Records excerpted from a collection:
>>

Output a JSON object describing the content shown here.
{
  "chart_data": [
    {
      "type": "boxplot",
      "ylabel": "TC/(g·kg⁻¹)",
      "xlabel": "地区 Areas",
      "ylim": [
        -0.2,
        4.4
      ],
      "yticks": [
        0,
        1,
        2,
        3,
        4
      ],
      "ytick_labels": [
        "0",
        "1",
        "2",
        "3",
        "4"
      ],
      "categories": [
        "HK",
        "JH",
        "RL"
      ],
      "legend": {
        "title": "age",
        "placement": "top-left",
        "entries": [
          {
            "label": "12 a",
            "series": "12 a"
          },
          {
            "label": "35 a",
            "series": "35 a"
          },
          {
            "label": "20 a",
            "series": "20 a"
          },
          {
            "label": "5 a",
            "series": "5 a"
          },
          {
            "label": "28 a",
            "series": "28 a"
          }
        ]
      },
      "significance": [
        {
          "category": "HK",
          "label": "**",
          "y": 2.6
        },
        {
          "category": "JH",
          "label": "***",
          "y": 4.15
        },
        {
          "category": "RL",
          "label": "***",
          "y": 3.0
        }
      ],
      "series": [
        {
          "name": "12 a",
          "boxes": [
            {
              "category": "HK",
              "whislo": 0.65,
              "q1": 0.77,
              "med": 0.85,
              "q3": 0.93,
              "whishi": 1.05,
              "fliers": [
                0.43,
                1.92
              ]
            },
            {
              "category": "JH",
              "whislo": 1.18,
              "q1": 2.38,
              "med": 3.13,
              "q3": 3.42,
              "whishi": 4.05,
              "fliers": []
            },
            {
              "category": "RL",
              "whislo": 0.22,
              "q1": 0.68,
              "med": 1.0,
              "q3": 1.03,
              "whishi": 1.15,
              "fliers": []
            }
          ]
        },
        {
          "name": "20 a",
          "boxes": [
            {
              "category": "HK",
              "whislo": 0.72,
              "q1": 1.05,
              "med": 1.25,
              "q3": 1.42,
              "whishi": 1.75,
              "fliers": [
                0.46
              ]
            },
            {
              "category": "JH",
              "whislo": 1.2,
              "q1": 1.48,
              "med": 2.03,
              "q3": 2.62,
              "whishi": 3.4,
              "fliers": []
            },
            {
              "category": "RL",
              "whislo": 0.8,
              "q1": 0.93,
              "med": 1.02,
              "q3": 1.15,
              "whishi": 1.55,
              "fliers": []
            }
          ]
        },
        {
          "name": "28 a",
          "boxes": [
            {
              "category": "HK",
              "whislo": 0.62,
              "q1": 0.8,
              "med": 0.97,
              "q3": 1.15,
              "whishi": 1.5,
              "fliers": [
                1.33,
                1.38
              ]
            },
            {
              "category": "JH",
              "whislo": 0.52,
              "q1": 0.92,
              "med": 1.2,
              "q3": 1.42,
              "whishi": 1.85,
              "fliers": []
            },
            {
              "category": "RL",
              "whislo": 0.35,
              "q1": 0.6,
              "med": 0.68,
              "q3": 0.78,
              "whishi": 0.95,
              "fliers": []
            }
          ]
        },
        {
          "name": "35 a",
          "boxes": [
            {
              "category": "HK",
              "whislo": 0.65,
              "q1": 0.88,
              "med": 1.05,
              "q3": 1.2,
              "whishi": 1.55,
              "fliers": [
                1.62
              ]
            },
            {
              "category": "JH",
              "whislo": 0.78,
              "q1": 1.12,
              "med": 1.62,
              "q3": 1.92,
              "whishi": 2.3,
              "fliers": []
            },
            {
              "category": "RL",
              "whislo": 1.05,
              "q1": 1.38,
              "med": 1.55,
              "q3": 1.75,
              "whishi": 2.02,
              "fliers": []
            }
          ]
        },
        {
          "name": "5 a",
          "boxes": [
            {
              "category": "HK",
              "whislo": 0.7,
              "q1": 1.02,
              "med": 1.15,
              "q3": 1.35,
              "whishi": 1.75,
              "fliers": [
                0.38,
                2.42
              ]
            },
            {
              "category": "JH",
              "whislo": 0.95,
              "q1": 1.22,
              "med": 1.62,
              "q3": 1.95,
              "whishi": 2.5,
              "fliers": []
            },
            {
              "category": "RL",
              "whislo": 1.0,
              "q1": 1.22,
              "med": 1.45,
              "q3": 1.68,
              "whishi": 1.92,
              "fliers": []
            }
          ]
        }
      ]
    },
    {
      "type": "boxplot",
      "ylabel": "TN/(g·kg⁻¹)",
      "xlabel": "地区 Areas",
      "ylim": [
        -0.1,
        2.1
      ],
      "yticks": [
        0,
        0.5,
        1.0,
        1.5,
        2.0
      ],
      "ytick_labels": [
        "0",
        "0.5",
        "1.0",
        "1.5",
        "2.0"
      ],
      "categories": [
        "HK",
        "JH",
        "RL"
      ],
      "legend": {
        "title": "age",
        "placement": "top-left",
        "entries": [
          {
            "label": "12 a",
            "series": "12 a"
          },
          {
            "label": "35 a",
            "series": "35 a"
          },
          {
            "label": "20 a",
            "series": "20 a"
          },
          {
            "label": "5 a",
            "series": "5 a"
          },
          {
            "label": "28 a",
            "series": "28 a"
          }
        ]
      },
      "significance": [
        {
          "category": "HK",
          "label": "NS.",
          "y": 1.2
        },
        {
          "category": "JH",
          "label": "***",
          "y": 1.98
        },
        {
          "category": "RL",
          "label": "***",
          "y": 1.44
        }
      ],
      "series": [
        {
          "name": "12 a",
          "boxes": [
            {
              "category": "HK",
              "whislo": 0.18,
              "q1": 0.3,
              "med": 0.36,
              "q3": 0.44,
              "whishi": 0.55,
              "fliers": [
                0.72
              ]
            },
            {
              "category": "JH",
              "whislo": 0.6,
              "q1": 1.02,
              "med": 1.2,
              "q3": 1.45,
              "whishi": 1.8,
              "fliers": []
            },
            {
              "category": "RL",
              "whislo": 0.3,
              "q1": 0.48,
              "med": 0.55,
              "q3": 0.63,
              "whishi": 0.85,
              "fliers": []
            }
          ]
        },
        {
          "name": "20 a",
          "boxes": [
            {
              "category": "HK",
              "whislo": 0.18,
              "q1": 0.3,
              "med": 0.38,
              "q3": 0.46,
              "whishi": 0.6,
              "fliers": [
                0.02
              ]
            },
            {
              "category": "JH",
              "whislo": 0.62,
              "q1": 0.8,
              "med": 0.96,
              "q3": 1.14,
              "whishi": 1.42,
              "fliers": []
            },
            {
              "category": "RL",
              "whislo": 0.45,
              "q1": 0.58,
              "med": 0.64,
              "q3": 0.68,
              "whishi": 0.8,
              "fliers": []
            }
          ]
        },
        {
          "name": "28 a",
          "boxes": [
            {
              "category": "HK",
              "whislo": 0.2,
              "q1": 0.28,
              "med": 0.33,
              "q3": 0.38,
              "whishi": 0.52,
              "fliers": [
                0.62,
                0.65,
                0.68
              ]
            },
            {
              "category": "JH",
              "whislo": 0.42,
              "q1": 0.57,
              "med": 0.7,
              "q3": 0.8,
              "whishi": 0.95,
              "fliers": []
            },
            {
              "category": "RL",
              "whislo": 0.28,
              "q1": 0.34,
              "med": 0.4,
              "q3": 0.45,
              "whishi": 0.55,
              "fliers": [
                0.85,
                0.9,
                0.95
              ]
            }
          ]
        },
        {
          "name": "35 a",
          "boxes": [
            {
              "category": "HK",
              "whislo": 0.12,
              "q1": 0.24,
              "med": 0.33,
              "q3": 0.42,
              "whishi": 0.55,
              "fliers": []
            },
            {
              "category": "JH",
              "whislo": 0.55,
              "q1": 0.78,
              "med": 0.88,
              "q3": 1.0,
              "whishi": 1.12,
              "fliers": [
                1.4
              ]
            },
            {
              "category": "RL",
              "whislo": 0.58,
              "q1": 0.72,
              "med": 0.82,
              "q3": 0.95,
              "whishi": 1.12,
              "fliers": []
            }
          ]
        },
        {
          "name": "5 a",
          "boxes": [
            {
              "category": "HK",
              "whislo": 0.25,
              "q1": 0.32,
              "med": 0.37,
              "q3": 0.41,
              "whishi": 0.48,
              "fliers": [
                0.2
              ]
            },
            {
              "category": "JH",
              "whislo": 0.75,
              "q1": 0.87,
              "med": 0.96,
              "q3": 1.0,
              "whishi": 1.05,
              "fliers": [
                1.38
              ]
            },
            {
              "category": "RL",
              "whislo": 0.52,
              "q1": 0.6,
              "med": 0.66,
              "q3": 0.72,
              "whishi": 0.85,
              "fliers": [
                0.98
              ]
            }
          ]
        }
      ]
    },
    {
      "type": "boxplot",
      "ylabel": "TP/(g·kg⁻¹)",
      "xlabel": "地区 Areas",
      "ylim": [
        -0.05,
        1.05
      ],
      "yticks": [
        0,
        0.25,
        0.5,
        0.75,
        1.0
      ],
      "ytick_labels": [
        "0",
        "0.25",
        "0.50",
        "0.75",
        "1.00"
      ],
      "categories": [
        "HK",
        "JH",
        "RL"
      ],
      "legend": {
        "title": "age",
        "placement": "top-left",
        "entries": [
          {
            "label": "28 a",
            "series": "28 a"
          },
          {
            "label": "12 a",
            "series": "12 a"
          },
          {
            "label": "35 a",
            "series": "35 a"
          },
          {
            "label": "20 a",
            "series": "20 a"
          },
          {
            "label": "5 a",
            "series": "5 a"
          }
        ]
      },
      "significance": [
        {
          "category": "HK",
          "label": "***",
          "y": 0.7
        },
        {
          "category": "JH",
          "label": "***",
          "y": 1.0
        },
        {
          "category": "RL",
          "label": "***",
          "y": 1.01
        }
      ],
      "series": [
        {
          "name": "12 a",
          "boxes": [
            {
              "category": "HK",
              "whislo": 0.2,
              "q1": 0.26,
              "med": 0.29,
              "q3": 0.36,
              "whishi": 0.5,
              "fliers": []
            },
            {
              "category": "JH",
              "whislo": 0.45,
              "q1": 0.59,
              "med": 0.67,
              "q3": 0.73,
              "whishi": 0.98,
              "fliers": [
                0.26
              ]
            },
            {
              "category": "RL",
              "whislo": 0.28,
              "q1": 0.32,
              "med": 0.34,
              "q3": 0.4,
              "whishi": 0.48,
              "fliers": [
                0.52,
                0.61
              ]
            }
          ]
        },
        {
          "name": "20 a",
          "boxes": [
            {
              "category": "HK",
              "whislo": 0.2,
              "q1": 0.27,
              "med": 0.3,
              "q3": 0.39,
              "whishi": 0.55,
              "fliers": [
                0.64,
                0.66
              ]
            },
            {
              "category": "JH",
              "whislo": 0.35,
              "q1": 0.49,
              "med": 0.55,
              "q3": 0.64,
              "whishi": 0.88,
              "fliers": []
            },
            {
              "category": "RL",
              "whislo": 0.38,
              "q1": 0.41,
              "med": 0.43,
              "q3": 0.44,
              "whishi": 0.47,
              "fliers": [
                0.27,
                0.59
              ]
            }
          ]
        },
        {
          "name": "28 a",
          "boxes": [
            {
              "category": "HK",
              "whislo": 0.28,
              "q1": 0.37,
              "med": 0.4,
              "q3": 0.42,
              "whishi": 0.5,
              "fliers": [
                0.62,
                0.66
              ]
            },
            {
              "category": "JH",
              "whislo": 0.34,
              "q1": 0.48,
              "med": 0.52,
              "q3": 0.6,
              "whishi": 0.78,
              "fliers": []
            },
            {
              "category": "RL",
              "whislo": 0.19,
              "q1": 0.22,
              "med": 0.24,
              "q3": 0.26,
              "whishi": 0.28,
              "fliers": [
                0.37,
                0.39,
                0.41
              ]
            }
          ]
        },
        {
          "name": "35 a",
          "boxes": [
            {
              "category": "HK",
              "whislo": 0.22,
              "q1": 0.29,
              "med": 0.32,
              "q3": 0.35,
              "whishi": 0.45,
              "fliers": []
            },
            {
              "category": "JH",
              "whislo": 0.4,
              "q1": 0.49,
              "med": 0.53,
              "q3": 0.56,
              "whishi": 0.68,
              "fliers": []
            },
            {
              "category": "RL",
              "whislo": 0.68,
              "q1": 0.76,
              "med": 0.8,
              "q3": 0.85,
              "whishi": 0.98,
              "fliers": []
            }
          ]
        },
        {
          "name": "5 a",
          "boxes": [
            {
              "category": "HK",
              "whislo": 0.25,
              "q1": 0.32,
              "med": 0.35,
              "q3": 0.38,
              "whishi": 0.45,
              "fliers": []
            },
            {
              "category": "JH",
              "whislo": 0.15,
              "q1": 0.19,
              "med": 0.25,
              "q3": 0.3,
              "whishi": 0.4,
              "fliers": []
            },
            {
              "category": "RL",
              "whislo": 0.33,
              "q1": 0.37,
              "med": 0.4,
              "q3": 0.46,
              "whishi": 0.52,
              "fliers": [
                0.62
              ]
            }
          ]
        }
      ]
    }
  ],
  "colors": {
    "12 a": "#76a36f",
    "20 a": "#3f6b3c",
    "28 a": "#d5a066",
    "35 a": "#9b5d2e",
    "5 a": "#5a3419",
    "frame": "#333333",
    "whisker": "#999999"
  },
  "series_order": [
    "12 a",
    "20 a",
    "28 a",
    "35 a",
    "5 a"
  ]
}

<<

> _WHAT IS NEEDED_
Pull every line containing "ylabel" from the data.

> _EXERCISE SOLUTION_
      "ylabel": "TC/(g·kg⁻¹)",
      "ylabel": "TN/(g·kg⁻¹)",
      "ylabel": "TP/(g·kg⁻¹)",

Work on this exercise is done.